* **Request**
Read the records below and copy each line that contains "name".

[START OF Record list]

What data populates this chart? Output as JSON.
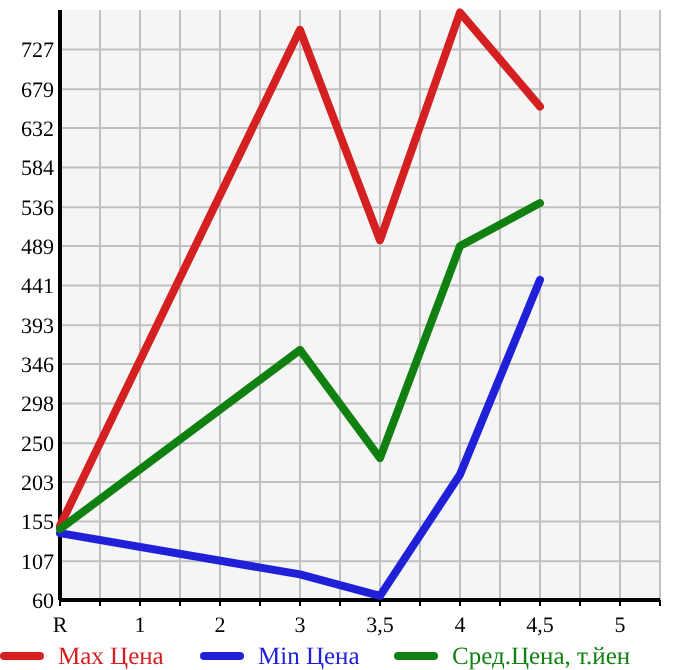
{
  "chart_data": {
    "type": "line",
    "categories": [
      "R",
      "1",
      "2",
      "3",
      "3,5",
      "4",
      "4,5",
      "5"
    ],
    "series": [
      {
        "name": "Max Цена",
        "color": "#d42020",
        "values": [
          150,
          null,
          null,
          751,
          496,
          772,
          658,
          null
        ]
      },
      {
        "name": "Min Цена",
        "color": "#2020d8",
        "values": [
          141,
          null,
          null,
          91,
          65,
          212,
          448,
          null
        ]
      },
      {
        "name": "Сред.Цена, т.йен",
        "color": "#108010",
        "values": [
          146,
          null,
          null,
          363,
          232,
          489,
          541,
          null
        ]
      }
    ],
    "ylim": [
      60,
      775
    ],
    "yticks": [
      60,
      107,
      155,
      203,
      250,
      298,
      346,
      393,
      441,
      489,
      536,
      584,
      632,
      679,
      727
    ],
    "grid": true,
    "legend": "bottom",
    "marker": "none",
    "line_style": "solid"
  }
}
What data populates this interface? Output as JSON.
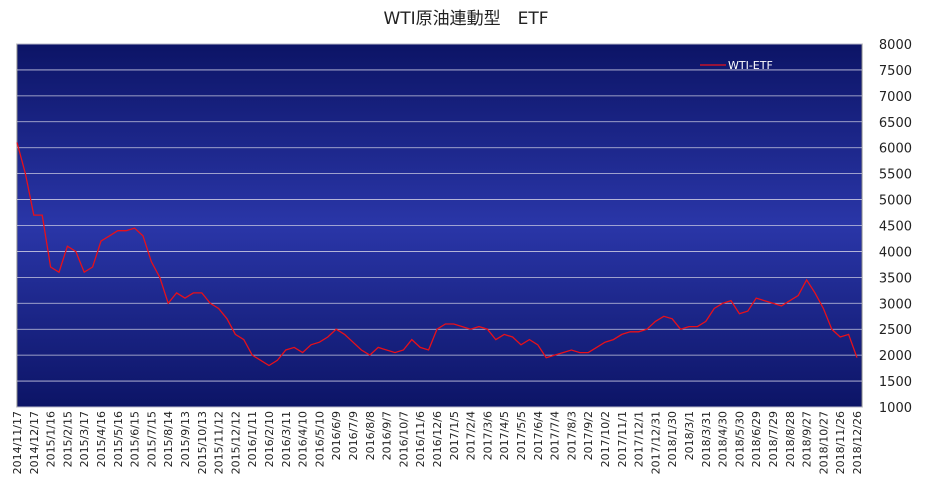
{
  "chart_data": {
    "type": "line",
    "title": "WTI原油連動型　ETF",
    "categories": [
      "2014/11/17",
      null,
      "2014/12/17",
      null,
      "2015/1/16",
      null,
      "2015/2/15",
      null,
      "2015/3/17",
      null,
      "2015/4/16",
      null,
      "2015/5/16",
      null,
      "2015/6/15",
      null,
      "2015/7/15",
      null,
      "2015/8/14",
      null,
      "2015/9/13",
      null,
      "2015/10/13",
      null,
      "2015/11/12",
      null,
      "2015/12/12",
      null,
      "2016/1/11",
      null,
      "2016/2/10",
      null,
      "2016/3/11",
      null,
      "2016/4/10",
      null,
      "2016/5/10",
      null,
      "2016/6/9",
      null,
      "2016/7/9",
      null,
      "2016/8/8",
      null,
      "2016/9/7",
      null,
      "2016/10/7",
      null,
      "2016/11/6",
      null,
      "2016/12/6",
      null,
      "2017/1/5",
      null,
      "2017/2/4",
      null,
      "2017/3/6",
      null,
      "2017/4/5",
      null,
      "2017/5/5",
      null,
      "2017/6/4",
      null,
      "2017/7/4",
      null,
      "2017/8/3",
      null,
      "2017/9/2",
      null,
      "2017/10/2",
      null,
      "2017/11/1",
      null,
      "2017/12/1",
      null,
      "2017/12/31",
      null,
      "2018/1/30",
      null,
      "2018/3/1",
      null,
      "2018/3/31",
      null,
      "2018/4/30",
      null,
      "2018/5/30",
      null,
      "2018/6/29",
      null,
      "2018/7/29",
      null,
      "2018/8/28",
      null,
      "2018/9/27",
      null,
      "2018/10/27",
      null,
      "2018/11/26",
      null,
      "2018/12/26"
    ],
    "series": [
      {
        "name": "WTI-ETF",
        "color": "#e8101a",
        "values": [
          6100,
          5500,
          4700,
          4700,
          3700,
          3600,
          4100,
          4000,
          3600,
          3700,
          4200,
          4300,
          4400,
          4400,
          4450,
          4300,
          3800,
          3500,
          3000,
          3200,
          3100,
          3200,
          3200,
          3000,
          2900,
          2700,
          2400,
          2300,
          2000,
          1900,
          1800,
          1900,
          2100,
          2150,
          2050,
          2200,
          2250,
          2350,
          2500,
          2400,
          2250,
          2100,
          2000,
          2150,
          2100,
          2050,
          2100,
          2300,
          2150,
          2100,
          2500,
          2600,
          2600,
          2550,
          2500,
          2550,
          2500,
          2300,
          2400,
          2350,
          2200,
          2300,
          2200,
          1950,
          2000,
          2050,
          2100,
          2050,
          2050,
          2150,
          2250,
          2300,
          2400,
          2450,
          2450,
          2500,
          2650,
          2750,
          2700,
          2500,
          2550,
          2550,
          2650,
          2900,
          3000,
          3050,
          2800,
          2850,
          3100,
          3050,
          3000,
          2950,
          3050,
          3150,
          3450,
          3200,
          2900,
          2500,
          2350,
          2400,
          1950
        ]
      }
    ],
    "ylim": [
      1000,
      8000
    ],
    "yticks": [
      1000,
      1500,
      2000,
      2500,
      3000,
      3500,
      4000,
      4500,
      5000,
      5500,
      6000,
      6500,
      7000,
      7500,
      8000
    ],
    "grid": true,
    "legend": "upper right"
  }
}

[END OF Record list]

* **Solution for this problem**
        "name": "Max Цена",
        "name": "Min Цена",
        "name": "Сред.Цена, т.йен",
        "name": "WTI-ETF",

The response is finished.